--- start RECORD LIST ---
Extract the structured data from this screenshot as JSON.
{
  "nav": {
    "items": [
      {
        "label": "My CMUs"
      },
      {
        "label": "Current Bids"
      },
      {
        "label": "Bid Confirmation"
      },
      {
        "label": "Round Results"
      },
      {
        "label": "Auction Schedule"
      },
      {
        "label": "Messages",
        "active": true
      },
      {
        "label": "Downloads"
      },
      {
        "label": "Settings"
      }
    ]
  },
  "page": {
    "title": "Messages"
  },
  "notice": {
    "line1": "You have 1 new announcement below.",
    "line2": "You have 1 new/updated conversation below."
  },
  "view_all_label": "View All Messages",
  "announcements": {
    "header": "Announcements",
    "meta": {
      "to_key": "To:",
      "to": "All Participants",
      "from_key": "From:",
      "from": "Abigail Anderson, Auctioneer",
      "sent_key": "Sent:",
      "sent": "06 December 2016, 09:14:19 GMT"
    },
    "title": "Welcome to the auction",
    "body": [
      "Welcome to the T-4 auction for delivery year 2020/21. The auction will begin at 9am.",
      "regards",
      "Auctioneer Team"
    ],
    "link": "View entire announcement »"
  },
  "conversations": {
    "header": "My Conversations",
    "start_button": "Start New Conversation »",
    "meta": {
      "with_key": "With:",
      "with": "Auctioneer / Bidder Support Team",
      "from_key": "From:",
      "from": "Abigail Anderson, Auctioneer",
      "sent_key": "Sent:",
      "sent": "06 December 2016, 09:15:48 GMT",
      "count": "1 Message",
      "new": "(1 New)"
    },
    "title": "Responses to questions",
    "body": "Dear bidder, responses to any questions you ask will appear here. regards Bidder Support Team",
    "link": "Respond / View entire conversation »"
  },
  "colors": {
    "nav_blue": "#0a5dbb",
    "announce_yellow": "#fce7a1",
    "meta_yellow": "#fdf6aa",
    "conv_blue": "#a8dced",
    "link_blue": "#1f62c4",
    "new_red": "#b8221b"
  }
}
--- end RECORD LIST ---
**WHAT IS REQUIRED:**
Pull out each line holding the string "Support".

**EXERCISE ANSWER:**
      "with": "Auctioneer / Bidder Support Team",
    "body": "Dear bidder, responses to any questions you ask will appear here. regards Bidder Support Team",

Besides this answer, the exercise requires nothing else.